— BEGIN Given entries —

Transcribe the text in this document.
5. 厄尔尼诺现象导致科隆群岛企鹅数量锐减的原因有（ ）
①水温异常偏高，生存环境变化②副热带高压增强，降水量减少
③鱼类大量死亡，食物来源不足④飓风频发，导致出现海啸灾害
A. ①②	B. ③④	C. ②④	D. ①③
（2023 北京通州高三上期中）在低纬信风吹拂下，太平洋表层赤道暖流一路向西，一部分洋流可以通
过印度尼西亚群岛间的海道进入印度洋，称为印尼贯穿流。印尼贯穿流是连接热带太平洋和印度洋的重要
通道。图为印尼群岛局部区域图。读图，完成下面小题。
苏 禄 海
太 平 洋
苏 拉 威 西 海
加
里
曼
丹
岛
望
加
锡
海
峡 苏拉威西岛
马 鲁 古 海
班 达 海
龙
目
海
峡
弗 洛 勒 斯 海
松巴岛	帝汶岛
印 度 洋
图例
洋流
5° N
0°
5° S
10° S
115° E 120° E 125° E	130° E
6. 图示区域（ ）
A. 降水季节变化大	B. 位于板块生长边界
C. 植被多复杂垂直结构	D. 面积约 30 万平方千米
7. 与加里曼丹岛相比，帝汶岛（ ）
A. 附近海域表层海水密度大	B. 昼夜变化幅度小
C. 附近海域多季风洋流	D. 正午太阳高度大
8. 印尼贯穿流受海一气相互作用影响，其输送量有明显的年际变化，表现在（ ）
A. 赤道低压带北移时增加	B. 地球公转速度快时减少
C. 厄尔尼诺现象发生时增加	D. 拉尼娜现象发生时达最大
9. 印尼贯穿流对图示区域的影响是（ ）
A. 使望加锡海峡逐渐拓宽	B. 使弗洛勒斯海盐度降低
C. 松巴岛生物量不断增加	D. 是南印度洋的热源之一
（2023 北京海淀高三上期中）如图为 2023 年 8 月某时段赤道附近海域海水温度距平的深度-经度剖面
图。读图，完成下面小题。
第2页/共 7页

— END Given entries —

- [Task to complete]: Print the records once more, exactly as they were given.

- [Exercise output]:
Transcribe the text in this document.
5. 厄尔尼诺现象导致科隆群岛企鹅数量锐减的原因有（ ）
①水温异常偏高，生存环境变化②副热带高压增强，降水量减少
③鱼类大量死亡，食物来源不足④飓风频发，导致出现海啸灾害
A. ①②	B. ③④	C. ②④	D. ①③
（2023 北京通州高三上期中）在低纬信风吹拂下，太平洋表层赤道暖流一路向西，一部分洋流可以通
过印度尼西亚群岛间的海道进入印度洋，称为印尼贯穿流。印尼贯穿流是连接热带太平洋和印度洋的重要
通道。图为印尼群岛局部区域图。读图，完成下面小题。
苏 禄 海
太 平 洋
苏 拉 威 西 海
加
里
曼
丹
岛
望
加
锡
海
峡 苏拉威西岛
马 鲁 古 海
班 达 海
龙
目
海
峡
弗 洛 勒 斯 海
松巴岛	帝汶岛
印 度 洋
图例
洋流
5° N
0°
5° S
10° S
115° E 120° E 125° E	130° E
6. 图示区域（ ）
A. 降水季节变化大	B. 位于板块生长边界
C. 植被多复杂垂直结构	D. 面积约 30 万平方千米
7. 与加里曼丹岛相比，帝汶岛（ ）
A. 附近海域表层海水密度大	B. 昼夜变化幅度小
C. 附近海域多季风洋流	D. 正午太阳高度大
8. 印尼贯穿流受海一气相互作用影响，其输送量有明显的年际变化，表现在（ ）
A. 赤道低压带北移时增加	B. 地球公转速度快时减少
C. 厄尔尼诺现象发生时增加	D. 拉尼娜现象发生时达最大
9. 印尼贯穿流对图示区域的影响是（ ）
A. 使望加锡海峡逐渐拓宽	B. 使弗洛勒斯海盐度降低
C. 松巴岛生物量不断增加	D. 是南印度洋的热源之一
（2023 北京海淀高三上期中）如图为 2023 年 8 月某时段赤道附近海域海水温度距平的深度-经度剖面
图。读图，完成下面小题。
第2页/共 7页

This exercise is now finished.